» **GOAL**: Report every line from the material that contains the word "JSON".

» **GIVEN DATA**:
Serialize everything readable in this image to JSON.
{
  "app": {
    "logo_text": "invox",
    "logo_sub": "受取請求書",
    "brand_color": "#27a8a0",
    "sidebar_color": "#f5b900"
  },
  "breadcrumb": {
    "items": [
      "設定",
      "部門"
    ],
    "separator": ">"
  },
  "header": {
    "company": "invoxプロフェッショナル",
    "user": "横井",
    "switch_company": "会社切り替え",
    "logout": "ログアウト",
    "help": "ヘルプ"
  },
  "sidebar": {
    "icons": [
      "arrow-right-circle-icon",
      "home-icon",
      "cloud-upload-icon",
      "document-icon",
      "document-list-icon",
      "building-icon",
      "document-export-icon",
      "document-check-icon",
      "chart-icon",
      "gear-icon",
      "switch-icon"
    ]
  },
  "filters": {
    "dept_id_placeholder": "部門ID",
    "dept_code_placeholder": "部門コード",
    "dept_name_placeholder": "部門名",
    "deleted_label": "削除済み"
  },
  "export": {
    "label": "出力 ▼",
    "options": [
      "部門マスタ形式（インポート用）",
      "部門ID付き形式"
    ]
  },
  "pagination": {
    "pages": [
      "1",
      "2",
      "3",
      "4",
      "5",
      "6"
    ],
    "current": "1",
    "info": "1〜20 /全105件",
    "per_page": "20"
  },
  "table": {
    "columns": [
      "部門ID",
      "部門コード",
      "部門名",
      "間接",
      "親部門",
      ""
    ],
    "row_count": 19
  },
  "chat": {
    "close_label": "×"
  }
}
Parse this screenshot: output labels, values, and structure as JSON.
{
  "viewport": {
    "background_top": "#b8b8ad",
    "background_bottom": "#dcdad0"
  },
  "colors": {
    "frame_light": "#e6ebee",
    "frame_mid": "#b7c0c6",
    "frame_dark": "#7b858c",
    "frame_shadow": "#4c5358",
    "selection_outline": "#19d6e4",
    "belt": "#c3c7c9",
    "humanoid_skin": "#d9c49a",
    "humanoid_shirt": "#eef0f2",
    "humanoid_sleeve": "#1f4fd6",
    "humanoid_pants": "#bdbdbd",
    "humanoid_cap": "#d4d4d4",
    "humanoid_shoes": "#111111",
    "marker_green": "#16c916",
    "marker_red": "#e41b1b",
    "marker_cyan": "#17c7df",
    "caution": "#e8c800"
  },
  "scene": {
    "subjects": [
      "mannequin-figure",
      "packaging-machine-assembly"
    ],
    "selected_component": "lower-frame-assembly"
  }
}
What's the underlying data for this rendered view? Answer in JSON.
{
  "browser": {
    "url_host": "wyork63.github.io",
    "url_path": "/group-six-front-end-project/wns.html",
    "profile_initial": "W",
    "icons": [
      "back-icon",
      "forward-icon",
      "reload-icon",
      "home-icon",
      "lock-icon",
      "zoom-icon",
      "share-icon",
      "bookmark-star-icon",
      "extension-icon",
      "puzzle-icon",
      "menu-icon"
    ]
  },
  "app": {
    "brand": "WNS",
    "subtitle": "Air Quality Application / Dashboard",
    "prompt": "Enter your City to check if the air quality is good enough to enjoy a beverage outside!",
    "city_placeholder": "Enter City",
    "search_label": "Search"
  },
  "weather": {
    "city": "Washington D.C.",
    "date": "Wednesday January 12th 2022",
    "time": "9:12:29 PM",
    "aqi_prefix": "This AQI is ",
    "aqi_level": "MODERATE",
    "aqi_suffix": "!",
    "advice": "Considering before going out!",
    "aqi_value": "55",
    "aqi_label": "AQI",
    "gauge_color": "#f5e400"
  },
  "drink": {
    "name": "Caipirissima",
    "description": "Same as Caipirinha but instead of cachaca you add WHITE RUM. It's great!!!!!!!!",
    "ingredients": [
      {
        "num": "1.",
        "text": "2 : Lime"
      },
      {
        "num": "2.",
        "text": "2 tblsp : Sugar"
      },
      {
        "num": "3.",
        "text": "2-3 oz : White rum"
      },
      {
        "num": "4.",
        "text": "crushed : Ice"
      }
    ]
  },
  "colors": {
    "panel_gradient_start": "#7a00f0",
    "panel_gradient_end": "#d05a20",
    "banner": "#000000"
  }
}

» **TASK RESPONSE**:
Serialize everything readable in this image to JSON.
Parse this screenshot: output labels, values, and structure as JSON.
What's the underlying data for this rendered view? Answer in JSON.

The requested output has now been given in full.